## Start GIVEN RECORDS

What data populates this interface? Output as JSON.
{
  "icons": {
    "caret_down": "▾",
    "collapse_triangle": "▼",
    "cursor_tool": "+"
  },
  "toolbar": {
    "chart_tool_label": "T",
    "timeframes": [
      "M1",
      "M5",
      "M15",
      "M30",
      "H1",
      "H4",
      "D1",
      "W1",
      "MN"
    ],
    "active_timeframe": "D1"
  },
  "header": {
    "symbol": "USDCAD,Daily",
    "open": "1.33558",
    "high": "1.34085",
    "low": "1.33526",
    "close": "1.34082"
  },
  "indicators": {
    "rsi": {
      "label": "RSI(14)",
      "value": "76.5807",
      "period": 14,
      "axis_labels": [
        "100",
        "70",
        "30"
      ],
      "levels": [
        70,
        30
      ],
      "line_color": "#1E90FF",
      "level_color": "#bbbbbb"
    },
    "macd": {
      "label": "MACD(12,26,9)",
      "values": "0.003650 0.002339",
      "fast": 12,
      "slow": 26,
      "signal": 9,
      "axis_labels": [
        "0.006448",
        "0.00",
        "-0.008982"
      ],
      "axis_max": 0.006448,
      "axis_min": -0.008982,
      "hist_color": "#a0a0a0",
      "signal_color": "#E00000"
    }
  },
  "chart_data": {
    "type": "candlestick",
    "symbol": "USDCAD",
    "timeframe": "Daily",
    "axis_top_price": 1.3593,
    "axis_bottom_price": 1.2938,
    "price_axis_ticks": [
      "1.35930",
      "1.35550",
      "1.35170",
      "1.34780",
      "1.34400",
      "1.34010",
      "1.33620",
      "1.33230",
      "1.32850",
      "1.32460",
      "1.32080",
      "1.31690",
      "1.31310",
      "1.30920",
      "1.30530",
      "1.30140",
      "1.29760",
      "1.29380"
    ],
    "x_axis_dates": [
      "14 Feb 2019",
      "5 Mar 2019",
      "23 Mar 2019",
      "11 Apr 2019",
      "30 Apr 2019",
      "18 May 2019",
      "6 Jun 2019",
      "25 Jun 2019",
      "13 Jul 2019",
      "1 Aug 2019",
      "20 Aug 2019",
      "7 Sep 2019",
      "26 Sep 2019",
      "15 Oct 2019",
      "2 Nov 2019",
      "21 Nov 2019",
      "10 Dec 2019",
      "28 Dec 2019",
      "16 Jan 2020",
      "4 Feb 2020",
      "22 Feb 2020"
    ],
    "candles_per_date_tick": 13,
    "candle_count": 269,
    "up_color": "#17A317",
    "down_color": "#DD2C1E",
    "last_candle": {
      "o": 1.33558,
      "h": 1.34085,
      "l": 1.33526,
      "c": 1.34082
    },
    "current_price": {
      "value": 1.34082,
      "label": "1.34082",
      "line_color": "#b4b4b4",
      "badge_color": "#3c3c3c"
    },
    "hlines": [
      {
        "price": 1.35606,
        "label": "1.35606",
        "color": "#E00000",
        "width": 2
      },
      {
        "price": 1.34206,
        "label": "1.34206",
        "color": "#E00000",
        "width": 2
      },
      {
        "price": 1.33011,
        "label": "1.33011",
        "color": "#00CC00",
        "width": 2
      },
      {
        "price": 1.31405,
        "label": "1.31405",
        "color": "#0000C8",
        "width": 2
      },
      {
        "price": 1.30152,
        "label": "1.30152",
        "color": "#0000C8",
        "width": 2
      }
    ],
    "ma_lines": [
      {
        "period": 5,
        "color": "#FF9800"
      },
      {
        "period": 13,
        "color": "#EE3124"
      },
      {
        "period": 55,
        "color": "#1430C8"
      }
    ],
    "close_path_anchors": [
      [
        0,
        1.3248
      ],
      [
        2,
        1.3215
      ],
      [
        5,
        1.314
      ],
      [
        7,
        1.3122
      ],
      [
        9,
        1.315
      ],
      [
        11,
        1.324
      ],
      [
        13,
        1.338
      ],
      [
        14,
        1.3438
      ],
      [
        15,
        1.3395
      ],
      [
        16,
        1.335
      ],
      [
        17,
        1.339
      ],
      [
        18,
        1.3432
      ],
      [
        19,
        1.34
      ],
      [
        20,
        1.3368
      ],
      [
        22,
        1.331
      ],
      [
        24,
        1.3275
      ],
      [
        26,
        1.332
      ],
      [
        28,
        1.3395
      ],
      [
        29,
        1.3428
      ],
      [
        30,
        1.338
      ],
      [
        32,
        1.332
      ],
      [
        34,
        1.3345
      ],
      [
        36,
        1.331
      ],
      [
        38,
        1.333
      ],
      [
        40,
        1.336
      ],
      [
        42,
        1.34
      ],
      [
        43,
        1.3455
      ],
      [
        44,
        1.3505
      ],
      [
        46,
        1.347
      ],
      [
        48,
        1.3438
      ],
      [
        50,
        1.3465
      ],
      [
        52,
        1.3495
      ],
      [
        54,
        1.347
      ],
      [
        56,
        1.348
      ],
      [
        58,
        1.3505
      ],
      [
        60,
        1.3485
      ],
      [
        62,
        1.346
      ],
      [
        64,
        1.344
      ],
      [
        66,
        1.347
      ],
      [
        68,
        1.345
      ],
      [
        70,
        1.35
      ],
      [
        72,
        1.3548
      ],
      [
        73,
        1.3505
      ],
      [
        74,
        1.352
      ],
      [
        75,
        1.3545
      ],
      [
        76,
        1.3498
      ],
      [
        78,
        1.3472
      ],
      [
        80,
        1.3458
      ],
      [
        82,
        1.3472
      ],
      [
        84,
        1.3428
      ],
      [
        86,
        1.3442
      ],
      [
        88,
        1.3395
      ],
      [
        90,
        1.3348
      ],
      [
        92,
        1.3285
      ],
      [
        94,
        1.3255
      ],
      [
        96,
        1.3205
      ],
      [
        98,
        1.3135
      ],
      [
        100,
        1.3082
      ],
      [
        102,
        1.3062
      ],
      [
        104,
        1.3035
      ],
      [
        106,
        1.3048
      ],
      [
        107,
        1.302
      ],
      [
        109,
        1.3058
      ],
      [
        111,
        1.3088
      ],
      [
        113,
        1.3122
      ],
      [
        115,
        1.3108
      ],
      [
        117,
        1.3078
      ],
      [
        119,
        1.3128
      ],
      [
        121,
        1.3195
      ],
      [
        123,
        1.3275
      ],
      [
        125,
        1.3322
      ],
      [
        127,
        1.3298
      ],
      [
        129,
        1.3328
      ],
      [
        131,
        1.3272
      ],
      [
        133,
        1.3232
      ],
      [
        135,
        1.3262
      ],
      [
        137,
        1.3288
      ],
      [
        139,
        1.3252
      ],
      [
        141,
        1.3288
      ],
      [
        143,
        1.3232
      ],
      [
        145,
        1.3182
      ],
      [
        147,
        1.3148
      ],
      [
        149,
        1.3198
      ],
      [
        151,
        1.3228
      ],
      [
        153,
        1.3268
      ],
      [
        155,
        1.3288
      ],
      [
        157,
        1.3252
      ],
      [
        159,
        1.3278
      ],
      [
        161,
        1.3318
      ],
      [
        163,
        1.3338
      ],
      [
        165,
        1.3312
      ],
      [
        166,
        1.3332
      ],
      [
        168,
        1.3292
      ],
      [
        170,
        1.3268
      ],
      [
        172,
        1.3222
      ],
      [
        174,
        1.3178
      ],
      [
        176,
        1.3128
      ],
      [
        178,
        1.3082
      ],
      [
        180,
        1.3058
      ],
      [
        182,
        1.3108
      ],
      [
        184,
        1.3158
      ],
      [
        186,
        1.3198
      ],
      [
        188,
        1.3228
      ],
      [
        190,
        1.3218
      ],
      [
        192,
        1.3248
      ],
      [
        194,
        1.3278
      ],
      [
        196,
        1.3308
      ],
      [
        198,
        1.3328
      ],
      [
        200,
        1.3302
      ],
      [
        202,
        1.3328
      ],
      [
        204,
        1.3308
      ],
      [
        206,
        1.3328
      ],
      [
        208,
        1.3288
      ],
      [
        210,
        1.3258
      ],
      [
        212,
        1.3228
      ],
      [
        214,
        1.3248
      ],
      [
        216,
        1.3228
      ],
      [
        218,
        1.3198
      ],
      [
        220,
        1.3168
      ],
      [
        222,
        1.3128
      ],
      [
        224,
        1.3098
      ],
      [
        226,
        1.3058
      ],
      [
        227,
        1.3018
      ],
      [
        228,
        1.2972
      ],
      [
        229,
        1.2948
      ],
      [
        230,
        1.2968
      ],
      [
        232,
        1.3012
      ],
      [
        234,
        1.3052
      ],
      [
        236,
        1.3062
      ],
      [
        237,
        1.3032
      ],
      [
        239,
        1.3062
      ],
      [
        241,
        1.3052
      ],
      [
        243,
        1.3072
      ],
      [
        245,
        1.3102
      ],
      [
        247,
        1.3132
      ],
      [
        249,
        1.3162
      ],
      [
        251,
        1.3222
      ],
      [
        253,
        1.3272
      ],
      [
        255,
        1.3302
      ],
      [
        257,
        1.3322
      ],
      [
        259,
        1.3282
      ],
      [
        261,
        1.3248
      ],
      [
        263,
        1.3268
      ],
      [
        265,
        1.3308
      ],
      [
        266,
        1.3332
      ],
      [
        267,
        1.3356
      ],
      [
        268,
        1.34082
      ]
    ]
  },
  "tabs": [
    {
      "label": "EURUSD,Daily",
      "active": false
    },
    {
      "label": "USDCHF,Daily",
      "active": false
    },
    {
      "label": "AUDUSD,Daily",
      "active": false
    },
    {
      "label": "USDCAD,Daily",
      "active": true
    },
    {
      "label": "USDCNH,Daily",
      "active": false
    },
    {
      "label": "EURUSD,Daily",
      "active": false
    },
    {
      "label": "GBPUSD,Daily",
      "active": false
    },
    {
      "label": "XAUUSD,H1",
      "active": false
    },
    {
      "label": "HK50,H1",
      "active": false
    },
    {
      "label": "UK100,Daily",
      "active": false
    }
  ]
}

## End GIVEN RECORDS

Filter the records above for "Daily" and copy every matching line.

[EXPECTED ANSWER]
    "symbol": "USDCAD,Daily",
    "timeframe": "Daily",
      "label": "EURUSD,Daily",
      "label": "USDCHF,Daily",
      "label": "AUDUSD,Daily",
      "label": "USDCAD,Daily",
      "label": "USDCNH,Daily",
      "label": "EURUSD,Daily",
      "label": "GBPUSD,Daily",
      "label": "UK100,Daily",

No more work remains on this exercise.